#### Task to carry out
In the data below, locate each line with the word "name" and list it.

#### Records for this task
════

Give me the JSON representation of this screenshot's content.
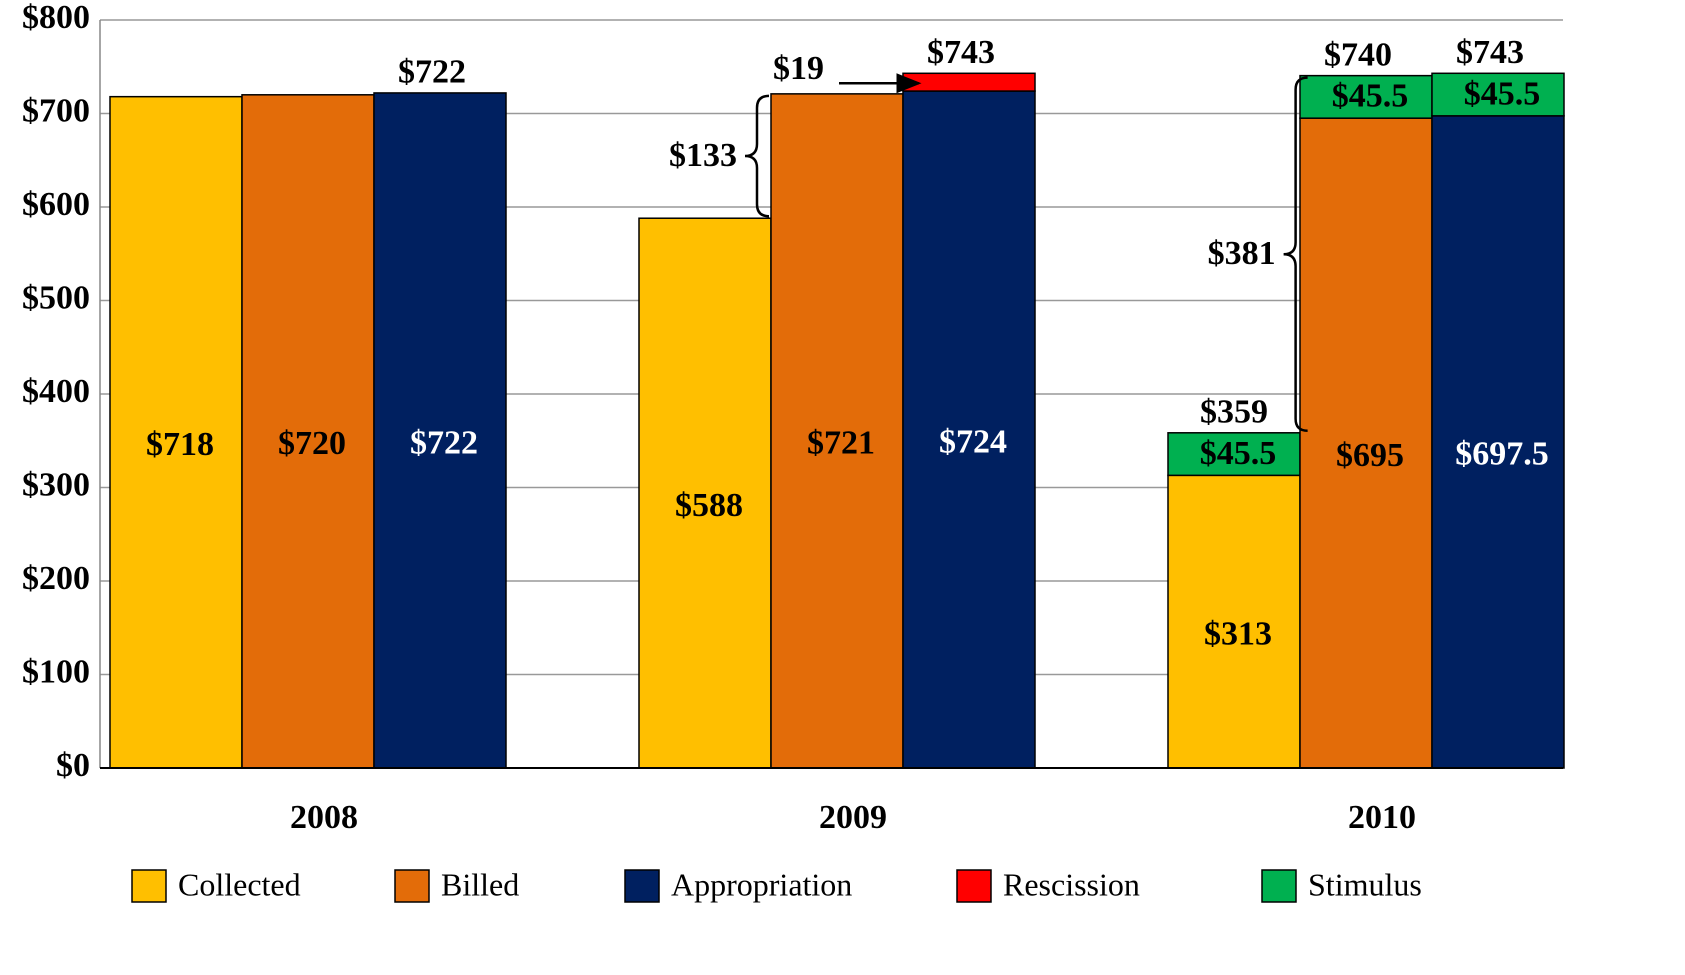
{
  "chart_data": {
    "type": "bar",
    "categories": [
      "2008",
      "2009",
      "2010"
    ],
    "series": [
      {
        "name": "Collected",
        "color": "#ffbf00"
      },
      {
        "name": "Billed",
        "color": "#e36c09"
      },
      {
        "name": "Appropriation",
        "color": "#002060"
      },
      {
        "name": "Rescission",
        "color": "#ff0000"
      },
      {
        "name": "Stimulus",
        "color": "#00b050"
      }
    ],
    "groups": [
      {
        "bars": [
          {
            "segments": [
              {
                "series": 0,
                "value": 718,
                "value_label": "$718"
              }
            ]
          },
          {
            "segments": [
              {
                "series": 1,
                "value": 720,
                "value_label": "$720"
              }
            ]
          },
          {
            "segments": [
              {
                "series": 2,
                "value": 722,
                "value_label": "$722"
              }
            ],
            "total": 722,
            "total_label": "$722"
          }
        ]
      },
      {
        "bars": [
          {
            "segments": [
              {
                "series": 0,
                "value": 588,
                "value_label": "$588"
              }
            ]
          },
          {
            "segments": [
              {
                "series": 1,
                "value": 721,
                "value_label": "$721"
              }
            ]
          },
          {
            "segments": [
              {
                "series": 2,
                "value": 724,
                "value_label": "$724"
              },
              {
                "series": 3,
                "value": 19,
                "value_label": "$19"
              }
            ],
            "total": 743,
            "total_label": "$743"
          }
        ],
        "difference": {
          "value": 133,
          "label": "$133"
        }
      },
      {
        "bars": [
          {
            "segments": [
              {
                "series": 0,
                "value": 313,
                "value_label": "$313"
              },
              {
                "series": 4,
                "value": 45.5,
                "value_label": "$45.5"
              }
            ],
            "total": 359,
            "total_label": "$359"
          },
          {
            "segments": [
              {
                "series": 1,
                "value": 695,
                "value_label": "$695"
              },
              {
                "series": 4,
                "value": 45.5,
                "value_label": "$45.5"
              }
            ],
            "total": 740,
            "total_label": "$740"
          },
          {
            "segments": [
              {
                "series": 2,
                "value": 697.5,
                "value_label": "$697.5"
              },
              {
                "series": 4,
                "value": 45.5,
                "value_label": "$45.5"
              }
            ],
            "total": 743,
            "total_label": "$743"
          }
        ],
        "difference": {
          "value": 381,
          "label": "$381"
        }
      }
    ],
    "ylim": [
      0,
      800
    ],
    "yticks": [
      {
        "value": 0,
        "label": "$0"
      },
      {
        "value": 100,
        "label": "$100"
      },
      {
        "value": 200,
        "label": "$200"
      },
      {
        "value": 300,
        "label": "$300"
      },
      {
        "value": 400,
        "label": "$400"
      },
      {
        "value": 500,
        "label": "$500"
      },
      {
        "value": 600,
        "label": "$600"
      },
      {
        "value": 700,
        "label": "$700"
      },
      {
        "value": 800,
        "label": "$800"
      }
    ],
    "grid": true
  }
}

════

#### Written solution
        "name": "Collected",
        "name": "Billed",
        "name": "Appropriation",
        "name": "Rescission",
        "name": "Stimulus",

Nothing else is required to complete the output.